* [YOUR OBJECTIVE]: Output every line of the items below as a JSON list of strings, with one string per line and blank lines omitted.
# PROVIDED ENTRIES start
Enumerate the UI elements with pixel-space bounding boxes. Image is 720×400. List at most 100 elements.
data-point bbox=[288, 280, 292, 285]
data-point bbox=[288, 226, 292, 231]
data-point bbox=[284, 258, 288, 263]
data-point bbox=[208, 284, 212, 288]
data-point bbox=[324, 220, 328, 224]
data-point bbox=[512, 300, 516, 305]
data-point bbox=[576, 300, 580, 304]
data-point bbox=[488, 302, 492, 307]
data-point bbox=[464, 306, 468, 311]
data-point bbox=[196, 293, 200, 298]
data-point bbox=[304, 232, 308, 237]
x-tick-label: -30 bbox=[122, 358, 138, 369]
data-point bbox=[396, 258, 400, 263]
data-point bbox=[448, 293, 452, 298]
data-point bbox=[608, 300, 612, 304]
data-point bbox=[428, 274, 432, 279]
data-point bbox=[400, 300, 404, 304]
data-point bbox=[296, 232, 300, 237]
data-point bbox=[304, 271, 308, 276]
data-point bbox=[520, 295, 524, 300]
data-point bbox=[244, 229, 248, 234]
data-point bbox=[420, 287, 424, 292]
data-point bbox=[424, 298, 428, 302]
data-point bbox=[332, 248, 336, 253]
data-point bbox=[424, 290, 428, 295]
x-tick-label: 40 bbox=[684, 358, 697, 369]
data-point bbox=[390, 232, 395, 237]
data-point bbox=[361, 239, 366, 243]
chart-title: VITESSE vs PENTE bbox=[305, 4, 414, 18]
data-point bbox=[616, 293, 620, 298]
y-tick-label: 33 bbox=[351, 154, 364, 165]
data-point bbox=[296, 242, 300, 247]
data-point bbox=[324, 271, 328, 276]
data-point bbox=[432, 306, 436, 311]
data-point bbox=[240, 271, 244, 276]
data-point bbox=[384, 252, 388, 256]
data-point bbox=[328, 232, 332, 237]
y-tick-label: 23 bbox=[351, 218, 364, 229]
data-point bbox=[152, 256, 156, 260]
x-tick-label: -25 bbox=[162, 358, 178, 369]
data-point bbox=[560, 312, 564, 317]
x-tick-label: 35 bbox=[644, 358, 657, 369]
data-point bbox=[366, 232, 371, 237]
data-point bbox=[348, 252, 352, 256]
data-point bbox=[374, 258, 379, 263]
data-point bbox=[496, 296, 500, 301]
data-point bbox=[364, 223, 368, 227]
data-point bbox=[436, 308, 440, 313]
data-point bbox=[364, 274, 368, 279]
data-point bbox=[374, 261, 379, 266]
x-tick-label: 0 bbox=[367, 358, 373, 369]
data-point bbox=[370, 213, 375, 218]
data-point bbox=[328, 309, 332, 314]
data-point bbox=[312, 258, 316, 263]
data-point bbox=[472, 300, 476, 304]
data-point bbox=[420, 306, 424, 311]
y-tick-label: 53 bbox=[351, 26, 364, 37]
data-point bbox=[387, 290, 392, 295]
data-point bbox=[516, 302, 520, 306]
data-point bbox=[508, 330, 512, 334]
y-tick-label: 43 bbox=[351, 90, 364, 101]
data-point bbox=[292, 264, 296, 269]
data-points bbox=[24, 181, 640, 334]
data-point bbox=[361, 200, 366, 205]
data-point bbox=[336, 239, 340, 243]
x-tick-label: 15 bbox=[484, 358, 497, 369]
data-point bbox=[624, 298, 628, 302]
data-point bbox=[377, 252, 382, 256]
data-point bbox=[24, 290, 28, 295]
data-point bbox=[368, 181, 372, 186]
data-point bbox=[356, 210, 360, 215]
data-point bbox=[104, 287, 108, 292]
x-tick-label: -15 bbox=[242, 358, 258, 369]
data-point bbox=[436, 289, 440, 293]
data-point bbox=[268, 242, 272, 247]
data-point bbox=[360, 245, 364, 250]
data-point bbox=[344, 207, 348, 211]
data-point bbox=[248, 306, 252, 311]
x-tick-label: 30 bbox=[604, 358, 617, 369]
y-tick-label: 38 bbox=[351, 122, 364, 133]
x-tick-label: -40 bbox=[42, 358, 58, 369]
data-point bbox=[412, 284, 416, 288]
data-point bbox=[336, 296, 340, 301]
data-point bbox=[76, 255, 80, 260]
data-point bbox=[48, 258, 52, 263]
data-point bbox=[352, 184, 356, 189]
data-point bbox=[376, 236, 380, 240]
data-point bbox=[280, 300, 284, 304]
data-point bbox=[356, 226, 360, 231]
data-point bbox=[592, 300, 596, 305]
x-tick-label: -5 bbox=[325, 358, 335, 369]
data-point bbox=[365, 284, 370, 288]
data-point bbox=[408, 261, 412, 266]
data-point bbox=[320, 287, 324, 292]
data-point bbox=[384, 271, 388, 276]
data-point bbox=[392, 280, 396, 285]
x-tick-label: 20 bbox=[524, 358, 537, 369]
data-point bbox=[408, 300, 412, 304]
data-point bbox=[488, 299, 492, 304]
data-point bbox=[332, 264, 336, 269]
# PROVIDED ENTRIES end
* [ANSWER TO THIS EXERCISE]:
[
  "Enumerate the UI elements with pixel-space bounding boxes. Image is 720×400. List at most 100 elements.",
  "data-point bbox=[288, 280, 292, 285]",
  "data-point bbox=[288, 226, 292, 231]",
  "data-point bbox=[284, 258, 288, 263]",
  "data-point bbox=[208, 284, 212, 288]",
  "data-point bbox=[324, 220, 328, 224]",
  "data-point bbox=[512, 300, 516, 305]",
  "data-point bbox=[576, 300, 580, 304]",
  "data-point bbox=[488, 302, 492, 307]",
  "data-point bbox=[464, 306, 468, 311]",
  "data-point bbox=[196, 293, 200, 298]",
  "data-point bbox=[304, 232, 308, 237]",
  "x-tick-label: -30 bbox=[122, 358, 138, 369]",
  "data-point bbox=[396, 258, 400, 263]",
  "data-point bbox=[448, 293, 452, 298]",
  "data-point bbox=[608, 300, 612, 304]",
  "data-point bbox=[428, 274, 432, 279]",
  "data-point bbox=[400, 300, 404, 304]",
  "data-point bbox=[296, 232, 300, 237]",
  "data-point bbox=[304, 271, 308, 276]",
  "data-point bbox=[520, 295, 524, 300]",
  "data-point bbox=[244, 229, 248, 234]",
  "data-point bbox=[420, 287, 424, 292]",
  "data-point bbox=[424, 298, 428, 302]",
  "data-point bbox=[332, 248, 336, 253]",
  "data-point bbox=[424, 290, 428, 295]",
  "x-tick-label: 40 bbox=[684, 358, 697, 369]",
  "data-point bbox=[390, 232, 395, 237]",
  "data-point bbox=[361, 239, 366, 243]",
  "chart-title: VITESSE vs PENTE bbox=[305, 4, 414, 18]",
  "data-point bbox=[616, 293, 620, 298]",
  "y-tick-label: 33 bbox=[351, 154, 364, 165]",
  "data-point bbox=[296, 242, 300, 247]",
  "data-point bbox=[324, 271, 328, 276]",
  "data-point bbox=[432, 306, 436, 311]",
  "data-point bbox=[240, 271, 244, 276]",
  "data-point bbox=[384, 252, 388, 256]",
  "data-point bbox=[328, 232, 332, 237]",
  "y-tick-label: 23 bbox=[351, 218, 364, 229]",
  "data-point bbox=[152, 256, 156, 260]",
  "x-tick-label: -25 bbox=[162, 358, 178, 369]",
  "data-point bbox=[560, 312, 564, 317]",
  "x-tick-label: 35 bbox=[644, 358, 657, 369]",
  "data-point bbox=[366, 232, 371, 237]",
  "data-point bbox=[348, 252, 352, 256]",
  "data-point bbox=[374, 258, 379, 263]",
  "data-point bbox=[496, 296, 500, 301]",
  "data-point bbox=[364, 223, 368, 227]",
  "data-point bbox=[436, 308, 440, 313]",
  "data-point bbox=[364, 274, 368, 279]",
  "data-point bbox=[374, 261, 379, 266]",
  "x-tick-label: 0 bbox=[367, 358, 373, 369]",
  "data-point bbox=[370, 213, 375, 218]",
  "data-point bbox=[328, 309, 332, 314]",
  "data-point bbox=[312, 258, 316, 263]",
  "data-point bbox=[472, 300, 476, 304]",
  "data-point bbox=[420, 306, 424, 311]",
  "y-tick-label: 53 bbox=[351, 26, 364, 37]",
  "data-point bbox=[387, 290, 392, 295]",
  "data-point bbox=[516, 302, 520, 306]",
  "data-point bbox=[508, 330, 512, 334]",
  "y-tick-label: 43 bbox=[351, 90, 364, 101]",
  "data-point bbox=[292, 264, 296, 269]",
  "data-points bbox=[24, 181, 640, 334]",
  "data-point bbox=[361, 200, 366, 205]",
  "data-point bbox=[336, 239, 340, 243]",
  "x-tick-label: 15 bbox=[484, 358, 497, 369]",
  "data-point bbox=[624, 298, 628, 302]",
  "data-point bbox=[377, 252, 382, 256]",
  "data-point bbox=[24, 290, 28, 295]",
  "data-point bbox=[368, 181, 372, 186]",
  "data-point bbox=[356, 210, 360, 215]",
  "data-point bbox=[104, 287, 108, 292]",
  "x-tick-label: -15 bbox=[242, 358, 258, 369]",
  "data-point bbox=[436, 289, 440, 293]",
  "data-point bbox=[268, 242, 272, 247]",
  "data-point bbox=[360, 245, 364, 250]",
  "data-point bbox=[344, 207, 348, 211]",
  "data-point bbox=[248, 306, 252, 311]",
  "x-tick-label: 30 bbox=[604, 358, 617, 369]",
  "y-tick-label: 38 bbox=[351, 122, 364, 133]",
  "x-tick-label: -40 bbox=[42, 358, 58, 369]",
  "data-point bbox=[412, 284, 416, 288]",
  "data-point bbox=[336, 296, 340, 301]",
  "data-point bbox=[76, 255, 80, 260]",
  "data-point bbox=[48, 258, 52, 263]",
  "data-point bbox=[352, 184, 356, 189]",
  "data-point bbox=[376, 236, 380, 240]",
  "data-point bbox=[280, 300, 284, 304]",
  "data-point bbox=[356, 226, 360, 231]",
  "data-point bbox=[592, 300, 596, 305]",
  "x-tick-label: -5 bbox=[325, 358, 335, 369]",
  "data-point bbox=[365, 284, 370, 288]",
  "data-point bbox=[408, 261, 412, 266]",
  "data-point bbox=[320, 287, 324, 292]",
  "data-point bbox=[384, 271, 388, 276]",
  "data-point bbox=[392, 280, 396, 285]",
  "x-tick-label: 20 bbox=[524, 358, 537, 369]",
  "data-point bbox=[408, 300, 412, 304]",
  "data-point bbox=[488, 299, 492, 304]",
  "data-point bbox=[332, 264, 336, 269]"
]